#### [What the exercise asks]
Repeat, exactly and completely, the entries shown underneath.

----

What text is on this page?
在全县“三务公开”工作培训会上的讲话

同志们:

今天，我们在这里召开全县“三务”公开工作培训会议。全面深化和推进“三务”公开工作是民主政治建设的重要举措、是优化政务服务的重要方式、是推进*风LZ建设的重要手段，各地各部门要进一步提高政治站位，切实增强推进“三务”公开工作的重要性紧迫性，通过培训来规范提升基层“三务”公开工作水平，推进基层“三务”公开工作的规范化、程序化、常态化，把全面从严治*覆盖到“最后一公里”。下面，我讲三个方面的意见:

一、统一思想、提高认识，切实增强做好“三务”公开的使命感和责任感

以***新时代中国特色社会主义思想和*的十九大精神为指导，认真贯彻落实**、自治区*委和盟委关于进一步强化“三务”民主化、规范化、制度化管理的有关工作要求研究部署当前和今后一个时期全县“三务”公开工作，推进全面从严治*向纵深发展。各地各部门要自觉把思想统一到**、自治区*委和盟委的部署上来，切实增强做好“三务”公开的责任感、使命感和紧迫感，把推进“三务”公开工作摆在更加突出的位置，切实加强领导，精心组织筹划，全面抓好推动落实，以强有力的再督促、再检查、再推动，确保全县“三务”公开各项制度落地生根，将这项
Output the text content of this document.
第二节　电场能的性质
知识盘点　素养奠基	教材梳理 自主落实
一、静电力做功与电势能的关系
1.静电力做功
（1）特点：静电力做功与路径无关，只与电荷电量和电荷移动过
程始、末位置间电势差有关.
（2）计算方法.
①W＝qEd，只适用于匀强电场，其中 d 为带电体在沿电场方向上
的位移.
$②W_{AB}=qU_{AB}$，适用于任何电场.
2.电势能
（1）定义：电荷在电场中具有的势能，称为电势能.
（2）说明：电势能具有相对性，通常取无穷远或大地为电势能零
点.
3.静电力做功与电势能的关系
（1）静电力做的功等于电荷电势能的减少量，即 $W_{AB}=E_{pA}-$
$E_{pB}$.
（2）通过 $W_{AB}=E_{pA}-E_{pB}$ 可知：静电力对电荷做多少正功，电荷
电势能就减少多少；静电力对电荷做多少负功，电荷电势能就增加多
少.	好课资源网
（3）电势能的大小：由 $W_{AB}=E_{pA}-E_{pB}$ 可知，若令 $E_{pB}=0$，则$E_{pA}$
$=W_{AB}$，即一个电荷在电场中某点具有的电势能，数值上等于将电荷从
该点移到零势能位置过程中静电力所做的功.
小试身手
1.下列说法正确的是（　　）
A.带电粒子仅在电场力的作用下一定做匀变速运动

----

#### [Exercise solution]
What text is on this page?
在全县“三务公开”工作培训会上的讲话

同志们:

今天，我们在这里召开全县“三务”公开工作培训会议。全面深化和推进“三务”公开工作是民主政治建设的重要举措、是优化政务服务的重要方式、是推进*风LZ建设的重要手段，各地各部门要进一步提高政治站位，切实增强推进“三务”公开工作的重要性紧迫性，通过培训来规范提升基层“三务”公开工作水平，推进基层“三务”公开工作的规范化、程序化、常态化，把全面从严治*覆盖到“最后一公里”。下面，我讲三个方面的意见:

一、统一思想、提高认识，切实增强做好“三务”公开的使命感和责任感

以***新时代中国特色社会主义思想和*的十九大精神为指导，认真贯彻落实**、自治区*委和盟委关于进一步强化“三务”民主化、规范化、制度化管理的有关工作要求研究部署当前和今后一个时期全县“三务”公开工作，推进全面从严治*向纵深发展。各地各部门要自觉把思想统一到**、自治区*委和盟委的部署上来，切实增强做好“三务”公开的责任感、使命感和紧迫感，把推进“三务”公开工作摆在更加突出的位置，切实加强领导，精心组织筹划，全面抓好推动落实，以强有力的再督促、再检查、再推动，确保全县“三务”公开各项制度落地生根，将这项
Output the text content of this document.
第二节　电场能的性质
知识盘点　素养奠基	教材梳理 自主落实
一、静电力做功与电势能的关系
1.静电力做功
（1）特点：静电力做功与路径无关，只与电荷电量和电荷移动过
程始、末位置间电势差有关.
（2）计算方法.
①W＝qEd，只适用于匀强电场，其中 d 为带电体在沿电场方向上
的位移.
$②W_{AB}=qU_{AB}$，适用于任何电场.
2.电势能
（1）定义：电荷在电场中具有的势能，称为电势能.
（2）说明：电势能具有相对性，通常取无穷远或大地为电势能零
点.
3.静电力做功与电势能的关系
（1）静电力做的功等于电荷电势能的减少量，即 $W_{AB}=E_{pA}-$
$E_{pB}$.
（2）通过 $W_{AB}=E_{pA}-E_{pB}$ 可知：静电力对电荷做多少正功，电荷
电势能就减少多少；静电力对电荷做多少负功，电荷电势能就增加多
少.	好课资源网
（3）电势能的大小：由 $W_{AB}=E_{pA}-E_{pB}$ 可知，若令 $E_{pB}=0$，则$E_{pA}$
$=W_{AB}$，即一个电荷在电场中某点具有的电势能，数值上等于将电荷从
该点移到零势能位置过程中静电力所做的功.
小试身手
1.下列说法正确的是（　　）
A.带电粒子仅在电场力的作用下一定做匀变速运动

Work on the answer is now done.